▼

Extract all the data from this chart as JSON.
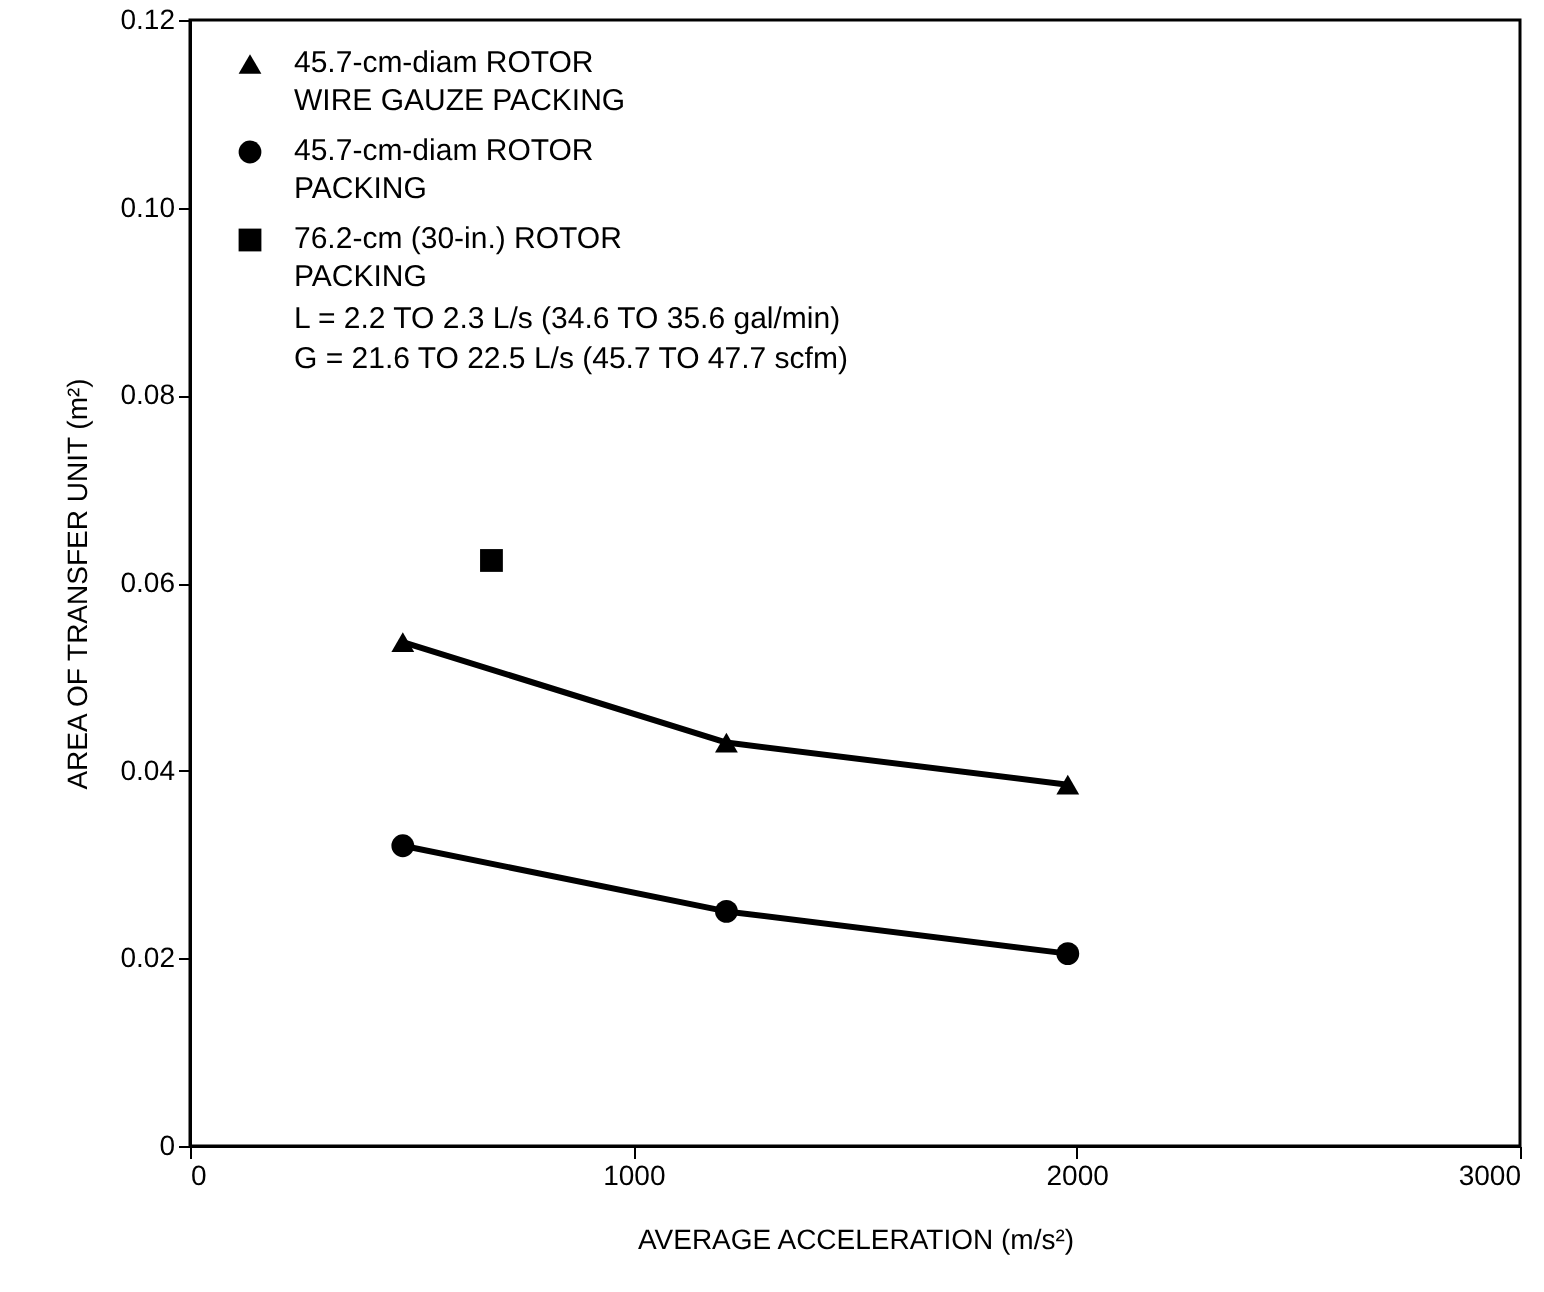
{
  "chart_data": {
    "type": "line",
    "xlabel": "AVERAGE ACCELERATION (m/s²)",
    "ylabel": "AREA OF TRANSFER UNIT (m²)",
    "xlim": [
      0,
      3000
    ],
    "xticks": [
      0,
      1000,
      2000,
      3000
    ],
    "ylim": [
      0,
      0.12
    ],
    "yticks": [
      0,
      0.02,
      0.04,
      0.06,
      0.08,
      {
        "value": 0.1,
        "label": "0.10"
      },
      0.12
    ],
    "grid": false,
    "legend": "top left",
    "series": [
      {
        "name": "45.7-cm-diam  ROTOR\nWIRE GAUZE PACKING",
        "color": "#000000",
        "marker": "triangle",
        "x": [
          480,
          1210,
          1980
        ],
        "values": [
          0.0537,
          0.043,
          0.0385
        ]
      },
      {
        "name": "45.7-cm-diam  ROTOR\nPACKING",
        "color": "#000000",
        "marker": "circle",
        "x": [
          480,
          1210,
          1980
        ],
        "values": [
          0.032,
          0.025,
          0.0205
        ]
      },
      {
        "name": "76.2-cm (30-in.) ROTOR\nPACKING",
        "color": "#000000",
        "marker": "square",
        "type": "scatter",
        "x": [
          680
        ],
        "values": [
          0.0624
        ]
      }
    ],
    "annotations": [
      "L = 2.2 TO 2.3 L/s (34.6 TO 35.6 gal/min)",
      "G = 21.6 TO 22.5 L/s (45.7 TO 47.7 scfm)"
    ]
  }
}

▲

- [TASK DIRECTIONS] Give every record again exactly, apart from the pictures, which stay out.

- [ANSWER TO THE PROBLEM]
Extract all the data from this chart as JSON.
{
  "chart_data": {
    "type": "line",
    "xlabel": "AVERAGE ACCELERATION (m/s²)",
    "ylabel": "AREA OF TRANSFER UNIT (m²)",
    "xlim": [
      0,
      3000
    ],
    "xticks": [
      0,
      1000,
      2000,
      3000
    ],
    "ylim": [
      0,
      0.12
    ],
    "yticks": [
      0,
      0.02,
      0.04,
      0.06,
      0.08,
      {
        "value": 0.1,
        "label": "0.10"
      },
      0.12
    ],
    "grid": false,
    "legend": "top left",
    "series": [
      {
        "name": "45.7-cm-diam  ROTOR\nWIRE GAUZE PACKING",
        "color": "#000000",
        "marker": "triangle",
        "x": [
          480,
          1210,
          1980
        ],
        "values": [
          0.0537,
          0.043,
          0.0385
        ]
      },
      {
        "name": "45.7-cm-diam  ROTOR\nPACKING",
        "color": "#000000",
        "marker": "circle",
        "x": [
          480,
          1210,
          1980
        ],
        "values": [
          0.032,
          0.025,
          0.0205
        ]
      },
      {
        "name": "76.2-cm (30-in.) ROTOR\nPACKING",
        "color": "#000000",
        "marker": "square",
        "type": "scatter",
        "x": [
          680
        ],
        "values": [
          0.0624
        ]
      }
    ],
    "annotations": [
      "L = 2.2 TO 2.3 L/s (34.6 TO 35.6 gal/min)",
      "G = 21.6 TO 22.5 L/s (45.7 TO 47.7 scfm)"
    ]
  }
}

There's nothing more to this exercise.